▸ WORK REQUIRED: Reproduce the listing that follows with no differences at all.

------------------------------------------------

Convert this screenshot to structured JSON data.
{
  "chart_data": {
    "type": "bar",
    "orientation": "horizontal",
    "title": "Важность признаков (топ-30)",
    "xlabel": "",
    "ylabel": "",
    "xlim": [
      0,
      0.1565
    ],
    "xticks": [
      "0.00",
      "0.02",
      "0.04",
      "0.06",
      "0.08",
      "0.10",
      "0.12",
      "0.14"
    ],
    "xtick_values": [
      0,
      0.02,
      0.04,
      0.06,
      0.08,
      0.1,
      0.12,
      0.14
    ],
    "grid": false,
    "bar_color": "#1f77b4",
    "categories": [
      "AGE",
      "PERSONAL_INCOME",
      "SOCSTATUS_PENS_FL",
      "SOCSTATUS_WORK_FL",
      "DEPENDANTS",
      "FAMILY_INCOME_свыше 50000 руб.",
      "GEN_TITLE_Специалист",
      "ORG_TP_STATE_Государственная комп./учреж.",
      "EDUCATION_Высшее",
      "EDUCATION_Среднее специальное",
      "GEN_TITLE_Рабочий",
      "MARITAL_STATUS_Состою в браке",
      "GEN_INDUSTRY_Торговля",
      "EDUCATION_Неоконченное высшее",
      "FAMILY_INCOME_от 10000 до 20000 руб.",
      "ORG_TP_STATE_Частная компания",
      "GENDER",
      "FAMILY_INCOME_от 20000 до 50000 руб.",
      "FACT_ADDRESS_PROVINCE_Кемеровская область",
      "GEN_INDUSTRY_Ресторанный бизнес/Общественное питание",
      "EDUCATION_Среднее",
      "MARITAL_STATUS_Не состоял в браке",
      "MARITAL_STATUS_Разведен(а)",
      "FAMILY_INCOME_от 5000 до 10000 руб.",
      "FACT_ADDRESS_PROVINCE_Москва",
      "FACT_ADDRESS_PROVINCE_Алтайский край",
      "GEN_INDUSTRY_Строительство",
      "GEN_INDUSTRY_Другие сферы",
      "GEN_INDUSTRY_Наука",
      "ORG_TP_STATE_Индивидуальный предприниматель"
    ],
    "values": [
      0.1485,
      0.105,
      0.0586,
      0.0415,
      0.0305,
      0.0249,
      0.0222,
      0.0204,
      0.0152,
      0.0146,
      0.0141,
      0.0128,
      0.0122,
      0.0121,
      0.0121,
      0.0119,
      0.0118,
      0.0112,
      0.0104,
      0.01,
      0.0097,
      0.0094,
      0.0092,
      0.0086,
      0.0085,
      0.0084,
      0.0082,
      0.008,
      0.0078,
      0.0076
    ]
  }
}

------------------------------------------------

▸ OUTPUT:
Convert this screenshot to structured JSON data.
{
  "chart_data": {
    "type": "bar",
    "orientation": "horizontal",
    "title": "Важность признаков (топ-30)",
    "xlabel": "",
    "ylabel": "",
    "xlim": [
      0,
      0.1565
    ],
    "xticks": [
      "0.00",
      "0.02",
      "0.04",
      "0.06",
      "0.08",
      "0.10",
      "0.12",
      "0.14"
    ],
    "xtick_values": [
      0,
      0.02,
      0.04,
      0.06,
      0.08,
      0.1,
      0.12,
      0.14
    ],
    "grid": false,
    "bar_color": "#1f77b4",
    "categories": [
      "AGE",
      "PERSONAL_INCOME",
      "SOCSTATUS_PENS_FL",
      "SOCSTATUS_WORK_FL",
      "DEPENDANTS",
      "FAMILY_INCOME_свыше 50000 руб.",
      "GEN_TITLE_Специалист",
      "ORG_TP_STATE_Государственная комп./учреж.",
      "EDUCATION_Высшее",
      "EDUCATION_Среднее специальное",
      "GEN_TITLE_Рабочий",
      "MARITAL_STATUS_Состою в браке",
      "GEN_INDUSTRY_Торговля",
      "EDUCATION_Неоконченное высшее",
      "FAMILY_INCOME_от 10000 до 20000 руб.",
      "ORG_TP_STATE_Частная компания",
      "GENDER",
      "FAMILY_INCOME_от 20000 до 50000 руб.",
      "FACT_ADDRESS_PROVINCE_Кемеровская область",
      "GEN_INDUSTRY_Ресторанный бизнес/Общественное питание",
      "EDUCATION_Среднее",
      "MARITAL_STATUS_Не состоял в браке",
      "MARITAL_STATUS_Разведен(а)",
      "FAMILY_INCOME_от 5000 до 10000 руб.",
      "FACT_ADDRESS_PROVINCE_Москва",
      "FACT_ADDRESS_PROVINCE_Алтайский край",
      "GEN_INDUSTRY_Строительство",
      "GEN_INDUSTRY_Другие сферы",
      "GEN_INDUSTRY_Наука",
      "ORG_TP_STATE_Индивидуальный предприниматель"
    ],
    "values": [
      0.1485,
      0.105,
      0.0586,
      0.0415,
      0.0305,
      0.0249,
      0.0222,
      0.0204,
      0.0152,
      0.0146,
      0.0141,
      0.0128,
      0.0122,
      0.0121,
      0.0121,
      0.0119,
      0.0118,
      0.0112,
      0.0104,
      0.01,
      0.0097,
      0.0094,
      0.0092,
      0.0086,
      0.0085,
      0.0084,
      0.0082,
      0.008,
      0.0078,
      0.0076
    ]
  }
}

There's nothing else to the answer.